## Source data
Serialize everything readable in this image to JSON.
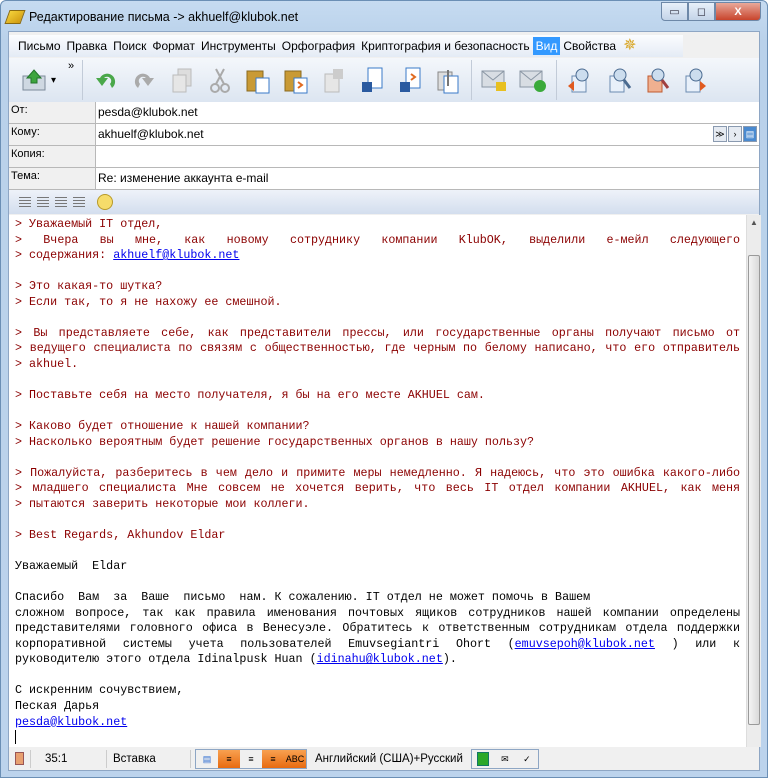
{
  "window": {
    "title": "Редактирование письма -> akhuelf@klubok.net",
    "min": "▭",
    "max": "◻",
    "close": "X"
  },
  "menu": [
    "Письмо",
    "Правка",
    "Поиск",
    "Формат",
    "Инструменты",
    "Орфография",
    "Криптография и безопасность",
    "Вид",
    "Свойства"
  ],
  "toolbar": {
    "overflow": "»",
    "send_dropdown": "▾"
  },
  "header": {
    "from_label": "От:",
    "from": "pesda@klubok.net",
    "to_label": "Кому:",
    "to": "akhuelf@klubok.net",
    "cc_label": "Копия:",
    "cc": "",
    "subject_label": "Тема:",
    "subject": "Re: изменение аккаунта e-mail"
  },
  "body": {
    "lines": [
      {
        "c": "q",
        "t": "> Уважаемый IT отдел,"
      },
      {
        "c": "q j",
        "t": "> Вчера вы мне, как новому сотруднику компании KlubOK, выделили е-мейл следующего"
      },
      {
        "c": "q",
        "t": "> содержания: ",
        "link": "akhuelf@klubok.net"
      },
      {
        "c": "",
        "t": ""
      },
      {
        "c": "q",
        "t": "> Это какая-то шутка?"
      },
      {
        "c": "q",
        "t": "> Если так, то я не нахожу ее смешной."
      },
      {
        "c": "",
        "t": ""
      },
      {
        "c": "q j",
        "t": "> Вы представляете себе, как представители прессы, или государственные органы получают письмо от"
      },
      {
        "c": "q j",
        "t": "> ведущего специалиста по связям с общественностью, где черным по белому написано, что его отправитель"
      },
      {
        "c": "q",
        "t": "> akhuel."
      },
      {
        "c": "",
        "t": ""
      },
      {
        "c": "q",
        "t": "> Поставьте себя на место получателя, я бы на его месте AKHUEL сам."
      },
      {
        "c": "",
        "t": ""
      },
      {
        "c": "q",
        "t": "> Каково будет отношение к нашей компании?"
      },
      {
        "c": "q",
        "t": "> Насколько вероятным будет решение государственных органов в нашу пользу?"
      },
      {
        "c": "",
        "t": ""
      },
      {
        "c": "q j",
        "t": "> Пожалуйста, разберитесь в чем дело и примите меры немедленно. Я надеюсь, что это ошибка какого-либо"
      },
      {
        "c": "q j",
        "t": "> младшего специалиста Мне совсем не хочется верить, что весь IT отдел компании AKHUEL, как меня"
      },
      {
        "c": "q",
        "t": "> пытаются заверить некоторые мои коллеги."
      },
      {
        "c": "",
        "t": ""
      },
      {
        "c": "q",
        "t": "> Best Regards, Akhundov Eldar"
      },
      {
        "c": "",
        "t": ""
      },
      {
        "c": "",
        "t": "Уважаемый  Eldar"
      },
      {
        "c": "",
        "t": ""
      },
      {
        "c": "",
        "t": "Спасибо  Вам  за  Ваше  письмо  нам. К сожалению. IT отдел не может помочь в Вашем"
      },
      {
        "c": "j",
        "t": "сложном вопросе, так как правила именования почтовых ящиков сотрудников нашей компании определены"
      },
      {
        "c": "j",
        "t": "представителями головного офиса в Венесуэле. Обратитесь к ответственным сотрудникам отдела поддержки"
      },
      {
        "c": "j",
        "t": "корпоративной системы учета пользователей Emuvsegiantri Ohort (",
        "link": "emuvsepoh@klubok.net",
        "after": ") или к"
      },
      {
        "c": "",
        "t": "руководителю этого отдела Idinalpusk Huan (",
        "link": "idinahu@klubok.net",
        "after": ")."
      },
      {
        "c": "",
        "t": ""
      },
      {
        "c": "",
        "t": "С искренним сочувствием,"
      },
      {
        "c": "",
        "t": "Пеская Дарья"
      },
      {
        "c": "",
        "t": "",
        "link": "pesda@klubok.net"
      }
    ]
  },
  "status": {
    "position": "35:1",
    "mode": "Вставка",
    "language": "Английский (США)+Русский"
  }
}
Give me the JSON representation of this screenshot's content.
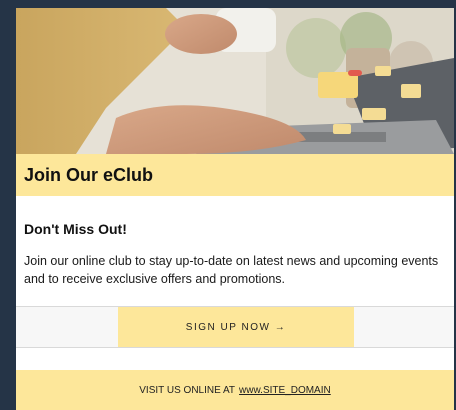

## Given task
Excluding the pictures, reproduce every entry exactly as given.

## Result
Serialize everything readable in this image to JSON.
{
  "window": {
    "title": "Редактирование письма -> akhuelf@klubok.net",
    "min": "▭",
    "max": "◻",
    "close": "X"
  },
  "menu": [
    "Письмо",
    "Правка",
    "Поиск",
    "Формат",
    "Инструменты",
    "Орфография",
    "Криптография и безопасность",
    "Вид",
    "Свойства"
  ],
  "toolbar": {
    "overflow": "»",
    "send_dropdown": "▾"
  },
  "header": {
    "from_label": "От:",
    "from": "pesda@klubok.net",
    "to_label": "Кому:",
    "to": "akhuelf@klubok.net",
    "cc_label": "Копия:",
    "cc": "",
    "subject_label": "Тема:",
    "subject": "Re: изменение аккаунта e-mail"
  },
  "body": {
    "lines": [
      {
        "c": "q",
        "t": "> Уважаемый IT отдел,"
      },
      {
        "c": "q j",
        "t": "> Вчера вы мне, как новому сотруднику компании KlubOK, выделили е-мейл следующего"
      },
      {
        "c": "q",
        "t": "> содержания: ",
        "link": "akhuelf@klubok.net"
      },
      {
        "c": "",
        "t": ""
      },
      {
        "c": "q",
        "t": "> Это какая-то шутка?"
      },
      {
        "c": "q",
        "t": "> Если так, то я не нахожу ее смешной."
      },
      {
        "c": "",
        "t": ""
      },
      {
        "c": "q j",
        "t": "> Вы представляете себе, как представители прессы, или государственные органы получают письмо от"
      },
      {
        "c": "q j",
        "t": "> ведущего специалиста по связям с общественностью, где черным по белому написано, что его отправитель"
      },
      {
        "c": "q",
        "t": "> akhuel."
      },
      {
        "c": "",
        "t": ""
      },
      {
        "c": "q",
        "t": "> Поставьте себя на место получателя, я бы на его месте AKHUEL сам."
      },
      {
        "c": "",
        "t": ""
      },
      {
        "c": "q",
        "t": "> Каково будет отношение к нашей компании?"
      },
      {
        "c": "q",
        "t": "> Насколько вероятным будет решение государственных органов в нашу пользу?"
      },
      {
        "c": "",
        "t": ""
      },
      {
        "c": "q j",
        "t": "> Пожалуйста, разберитесь в чем дело и примите меры немедленно. Я надеюсь, что это ошибка какого-либо"
      },
      {
        "c": "q j",
        "t": "> младшего специалиста Мне совсем не хочется верить, что весь IT отдел компании AKHUEL, как меня"
      },
      {
        "c": "q",
        "t": "> пытаются заверить некоторые мои коллеги."
      },
      {
        "c": "",
        "t": ""
      },
      {
        "c": "q",
        "t": "> Best Regards, Akhundov Eldar"
      },
      {
        "c": "",
        "t": ""
      },
      {
        "c": "",
        "t": "Уважаемый  Eldar"
      },
      {
        "c": "",
        "t": ""
      },
      {
        "c": "",
        "t": "Спасибо  Вам  за  Ваше  письмо  нам. К сожалению. IT отдел не может помочь в Вашем"
      },
      {
        "c": "j",
        "t": "сложном вопросе, так как правила именования почтовых ящиков сотрудников нашей компании определены"
      },
      {
        "c": "j",
        "t": "представителями головного офиса в Венесуэле. Обратитесь к ответственным сотрудникам отдела поддержки"
      },
      {
        "c": "j",
        "t": "корпоративной системы учета пользователей Emuvsegiantri Ohort (",
        "link": "emuvsepoh@klubok.net",
        "after": ") или к"
      },
      {
        "c": "",
        "t": "руководителю этого отдела Idinalpusk Huan (",
        "link": "idinahu@klubok.net",
        "after": ")."
      },
      {
        "c": "",
        "t": ""
      },
      {
        "c": "",
        "t": "С искренним сочувствием,"
      },
      {
        "c": "",
        "t": "Пеская Дарья"
      },
      {
        "c": "",
        "t": "",
        "link": "pesda@klubok.net"
      }
    ]
  },
  "status": {
    "position": "35:1",
    "mode": "Вставка",
    "language": "Английский (США)+Русский"
  }
}
Give me the JSON representation of this screenshot's content.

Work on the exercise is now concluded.